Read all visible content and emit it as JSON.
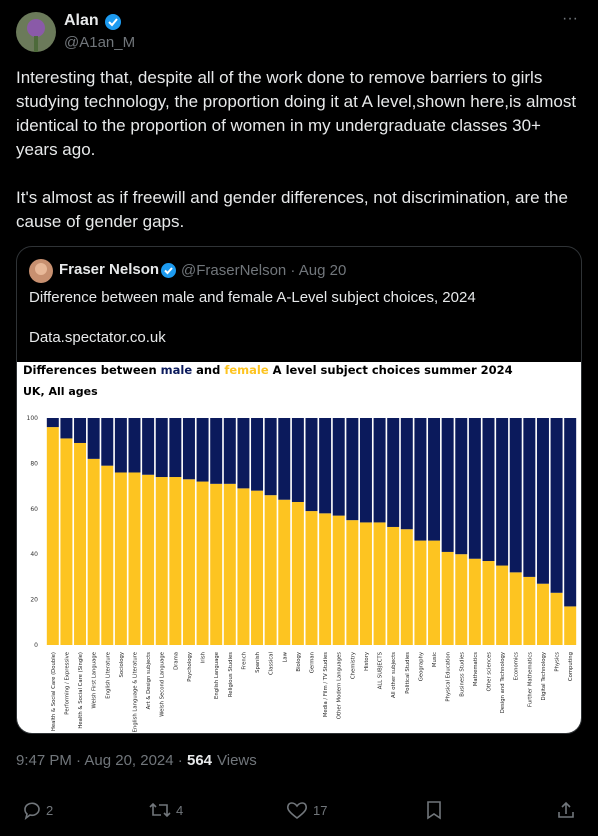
{
  "tweet": {
    "author": "Alan",
    "handle": "@A1an_M",
    "more": "···",
    "paragraphs": [
      "Interesting that, despite all of the work done to remove barriers to girls studying technology, the proportion doing it at A level,shown here,is almost identical to the proportion of women in my undergraduate classes 30+ years ago.",
      "It's almost as if freewill and gender differences, not discrimination, are the cause of gender gaps."
    ],
    "quote": {
      "author": "Fraser Nelson",
      "handle_date": "@FraserNelson · Aug 20",
      "text": "Difference between male and female A-Level subject choices, 2024",
      "link": "Data.spectator.co.uk"
    },
    "timestamp": "9:47 PM · Aug 20, 2024 ·",
    "views": "564",
    "views_label": "Views",
    "replies": 2,
    "reposts": 4,
    "likes": 17
  },
  "chart_data": {
    "type": "stacked_bar",
    "title_parts": [
      "Differences between ",
      " and ",
      " A level subject choices summer 2024"
    ],
    "subtitle": "UK, All ages",
    "categories": [
      "Health & Social Care (Double)",
      "Performing / Expressive",
      "Health & Social Care (Single)",
      "Welsh First Language",
      "English Literature",
      "Sociology",
      "English Language & Literature",
      "Art & Design subjects",
      "Welsh Second Language",
      "Drama",
      "Psychology",
      "Irish",
      "English Language",
      "Religious Studies",
      "French",
      "Spanish",
      "Classical",
      "Law",
      "Biology",
      "German",
      "Media / Film / TV Studies",
      "Other Modern Languages",
      "Chemistry",
      "History",
      "ALL SUBJECTS",
      "All other subjects",
      "Political Studies",
      "Geography",
      "Music",
      "Physical Education",
      "Business Studies",
      "Mathematics",
      "Other sciences",
      "Design and Technology",
      "Economics",
      "Further Mathematics",
      "Digital Technology",
      "Physics",
      "Computing"
    ],
    "series": [
      {
        "name": "female",
        "color": "#fdc421",
        "values": [
          96,
          91,
          89,
          82,
          79,
          76,
          76,
          75,
          74,
          74,
          73,
          72,
          71,
          71,
          69,
          68,
          66,
          64,
          63,
          59,
          58,
          57,
          55,
          54,
          54,
          52,
          51,
          46,
          46,
          41,
          40,
          38,
          37,
          35,
          32,
          30,
          27,
          23,
          17
        ]
      },
      {
        "name": "male",
        "color": "#0b1a5c",
        "values": [
          4,
          9,
          11,
          18,
          21,
          24,
          24,
          25,
          26,
          26,
          27,
          28,
          29,
          29,
          31,
          32,
          34,
          36,
          37,
          41,
          42,
          43,
          45,
          46,
          46,
          48,
          49,
          54,
          54,
          59,
          60,
          62,
          63,
          65,
          68,
          70,
          73,
          77,
          83
        ]
      }
    ],
    "ylim": [
      0,
      100
    ],
    "yticks": [
      0,
      20,
      40,
      60,
      80,
      100
    ],
    "grid": false
  }
}
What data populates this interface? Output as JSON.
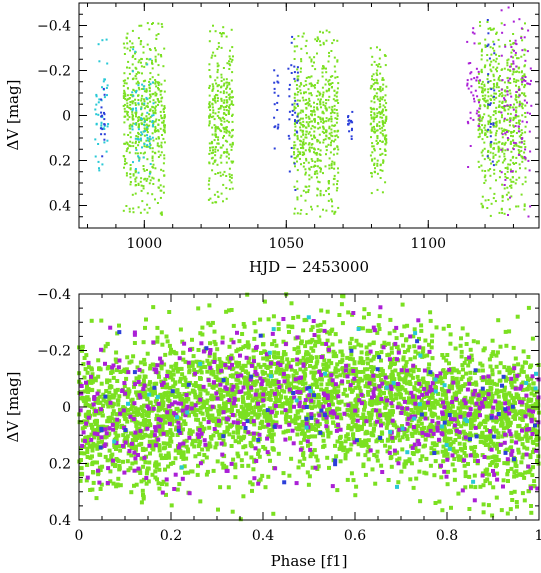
{
  "chart_data": [
    {
      "type": "scatter",
      "xlabel": "HJD − 2453000",
      "ylabel": "ΔV [mag]",
      "xlim": [
        977,
        1139
      ],
      "ylim": [
        0.5,
        -0.5
      ],
      "x_ticks": [
        1000,
        1050,
        1100
      ],
      "y_ticks": [
        -0.4,
        -0.2,
        0,
        0.2,
        0.4
      ],
      "x_tick_labels": [
        "1000",
        "1050",
        "1100"
      ],
      "y_tick_labels": [
        "−0.4",
        "−0.2",
        "0",
        "0.2",
        "0.4"
      ],
      "y_inverted": true,
      "grid": false,
      "series": [
        {
          "color": "#7be021",
          "seasons": [
            {
              "x_start": 993,
              "x_end": 1007,
              "y_min": -0.42,
              "y_max": 0.45
            },
            {
              "x_start": 1023,
              "x_end": 1031,
              "y_min": -0.4,
              "y_max": 0.4
            },
            {
              "x_start": 1053,
              "x_end": 1068,
              "y_min": -0.38,
              "y_max": 0.45
            },
            {
              "x_start": 1080,
              "x_end": 1085,
              "y_min": -0.31,
              "y_max": 0.35
            },
            {
              "x_start": 1118,
              "x_end": 1134,
              "y_min": -0.42,
              "y_max": 0.45
            }
          ]
        },
        {
          "color": "#29c9d6",
          "seasons": [
            {
              "x_start": 983,
              "x_end": 987,
              "y_min": -0.35,
              "y_max": 0.25
            },
            {
              "x_start": 996,
              "x_end": 1003,
              "y_min": -0.3,
              "y_max": 0.3
            }
          ]
        },
        {
          "color": "#2b3fd9",
          "seasons": [
            {
              "x_start": 985,
              "x_end": 986,
              "y_min": -0.15,
              "y_max": 0.2
            },
            {
              "x_start": 1046,
              "x_end": 1047,
              "y_min": -0.25,
              "y_max": 0.15
            },
            {
              "x_start": 1051,
              "x_end": 1054,
              "y_min": -0.35,
              "y_max": 0.35
            },
            {
              "x_start": 1072,
              "x_end": 1073,
              "y_min": -0.05,
              "y_max": 0.12
            },
            {
              "x_start": 1121,
              "x_end": 1123,
              "y_min": -0.45,
              "y_max": 0.35
            }
          ]
        },
        {
          "color": "#aa1fd6",
          "seasons": [
            {
              "x_start": 1114,
              "x_end": 1118,
              "y_min": -0.4,
              "y_max": 0.3
            },
            {
              "x_start": 1126,
              "x_end": 1136,
              "y_min": -0.48,
              "y_max": 0.45
            }
          ]
        }
      ]
    },
    {
      "type": "scatter",
      "xlabel": "Phase [f1]",
      "ylabel": "ΔV [mag]",
      "xlim": [
        0,
        1
      ],
      "ylim": [
        0.4,
        -0.4
      ],
      "x_ticks": [
        0,
        0.2,
        0.4,
        0.6,
        0.8,
        1
      ],
      "y_ticks": [
        -0.4,
        -0.2,
        0,
        0.2,
        0.4
      ],
      "x_tick_labels": [
        "0",
        "0.2",
        "0.4",
        "0.6",
        "0.8",
        "1"
      ],
      "y_tick_labels": [
        "−0.4",
        "−0.2",
        "0",
        "0.2",
        "0.4"
      ],
      "y_inverted": true,
      "grid": false,
      "variation": {
        "amplitude": 0.05,
        "peak_phase": 0.5,
        "scatter_sigma": 0.13
      },
      "series": [
        {
          "color": "#7be021",
          "approx_points": 3400
        },
        {
          "color": "#aa1fd6",
          "approx_points": 520
        },
        {
          "color": "#2b3fd9",
          "approx_points": 60
        },
        {
          "color": "#29c9d6",
          "approx_points": 40
        }
      ]
    }
  ]
}
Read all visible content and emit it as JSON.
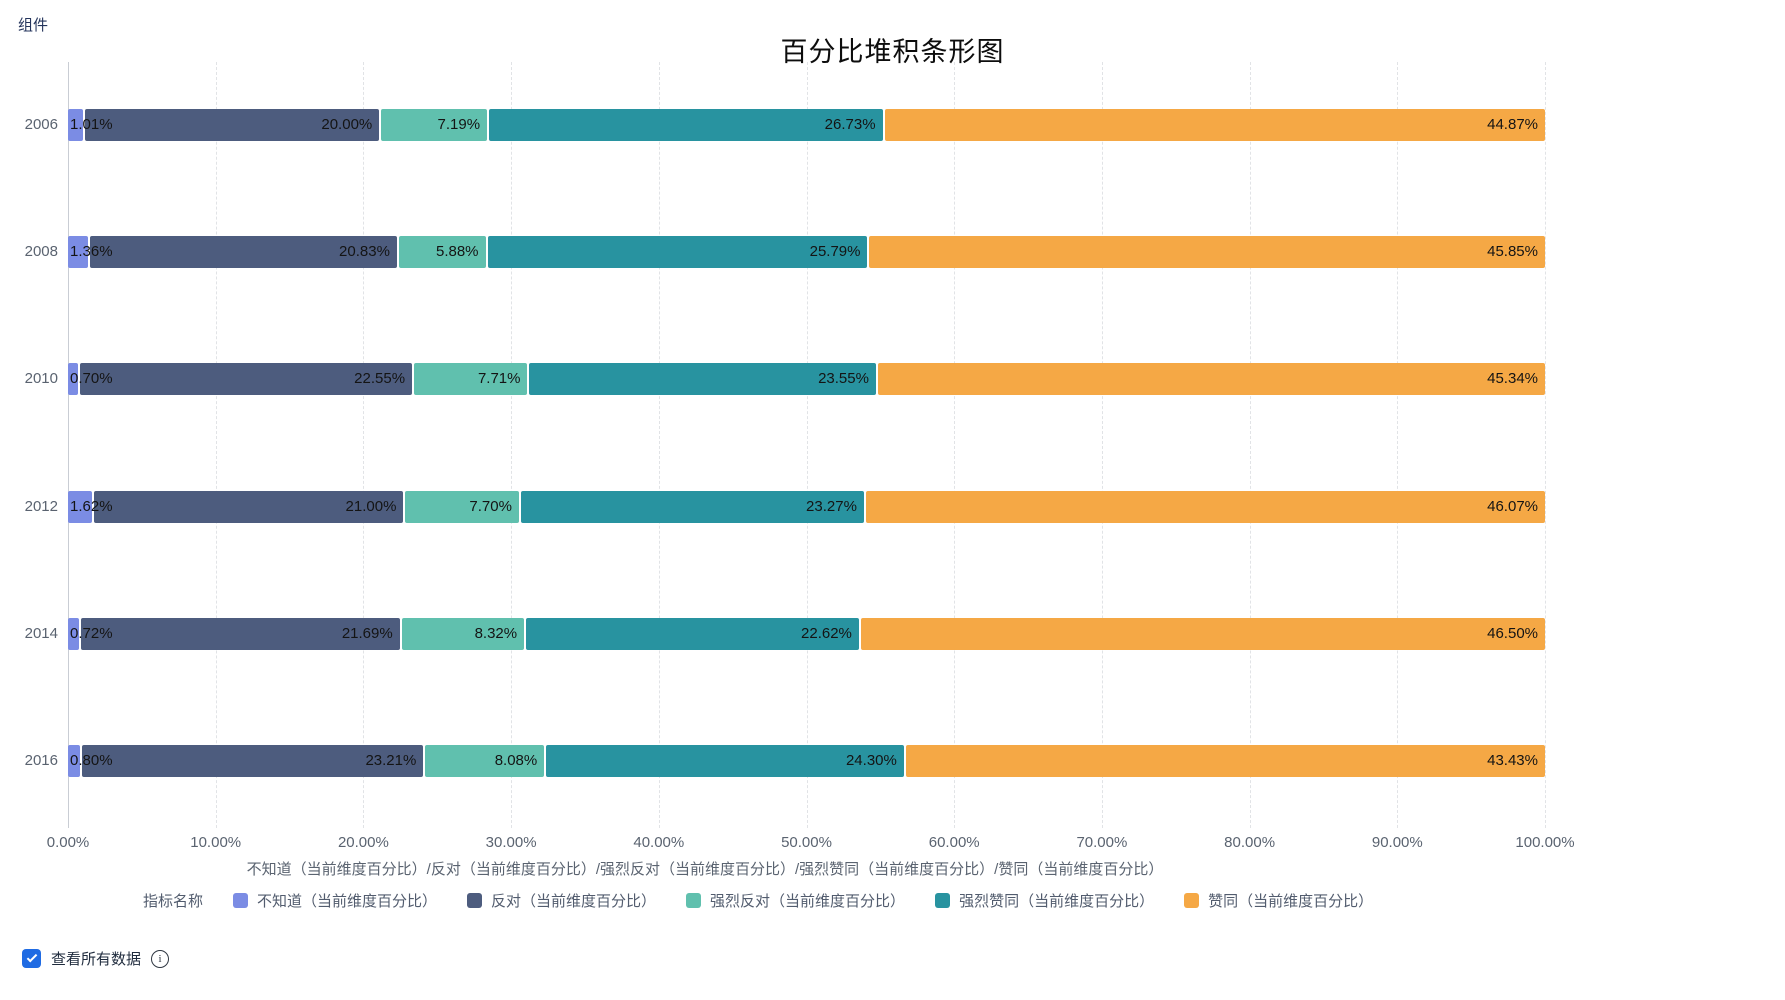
{
  "app": {
    "component_label": "组件"
  },
  "chart_data": {
    "type": "bar",
    "orientation": "horizontal",
    "stacked": "percent",
    "title": "百分比堆积条形图",
    "categories": [
      "2006",
      "2008",
      "2010",
      "2012",
      "2014",
      "2016"
    ],
    "series": [
      {
        "name": "不知道（当前维度百分比）",
        "color": "#7b8ce4",
        "values": [
          1.01,
          1.36,
          0.7,
          1.62,
          0.72,
          0.8
        ]
      },
      {
        "name": "反对（当前维度百分比）",
        "color": "#4d5c7e",
        "values": [
          20.0,
          20.83,
          22.55,
          21.0,
          21.69,
          23.21
        ]
      },
      {
        "name": "强烈反对（当前维度百分比）",
        "color": "#60c0ae",
        "values": [
          7.19,
          5.88,
          7.71,
          7.7,
          8.32,
          8.08
        ]
      },
      {
        "name": "强烈赞同（当前维度百分比）",
        "color": "#2893a0",
        "values": [
          26.73,
          25.79,
          23.55,
          23.27,
          22.62,
          24.3
        ]
      },
      {
        "name": "赞同（当前维度百分比）",
        "color": "#f5a845",
        "values": [
          44.87,
          45.85,
          45.34,
          46.07,
          46.5,
          43.43
        ]
      }
    ],
    "x_ticks": [
      "0.00%",
      "10.00%",
      "20.00%",
      "30.00%",
      "40.00%",
      "50.00%",
      "60.00%",
      "70.00%",
      "80.00%",
      "90.00%",
      "100.00%"
    ],
    "xlim": [
      0,
      100
    ],
    "xlabel": "不知道（当前维度百分比）/反对（当前维度百分比）/强烈反对（当前维度百分比）/强烈赞同（当前维度百分比）/赞同（当前维度百分比）",
    "legend_title": "指标名称",
    "legend_position": "bottom",
    "grid": "vertical-dashed",
    "value_label_format": "0.00%"
  },
  "footer": {
    "checkbox_label": "查看所有数据",
    "checkbox_checked": true,
    "info_icon": "info-circle-icon"
  },
  "colors": {
    "checkbox_accent": "#1f6be3",
    "gridline": "#e1e3e6",
    "axis_line": "#c9cdd4",
    "axis_text": "#5a6370",
    "value_label_text": "#141414"
  }
}
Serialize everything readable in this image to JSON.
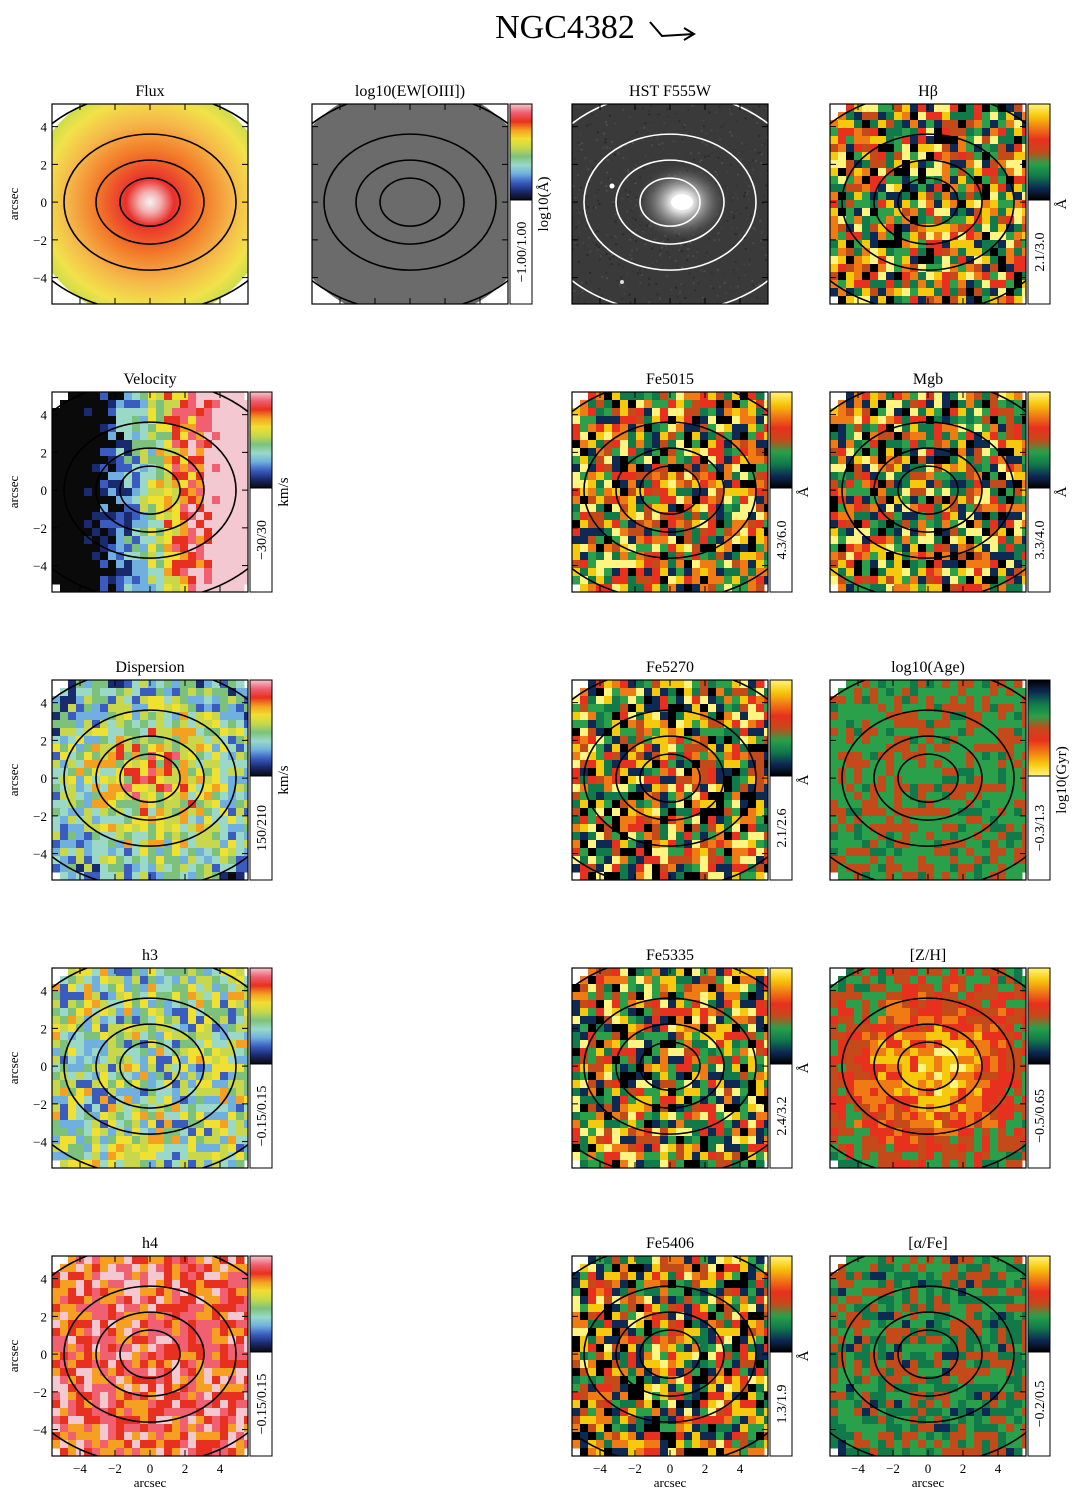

********************

Out of the records, collect only those lines that contain the string "Health".

      "Health & Social Care (Double)",
      "Health & Social Care (Single)",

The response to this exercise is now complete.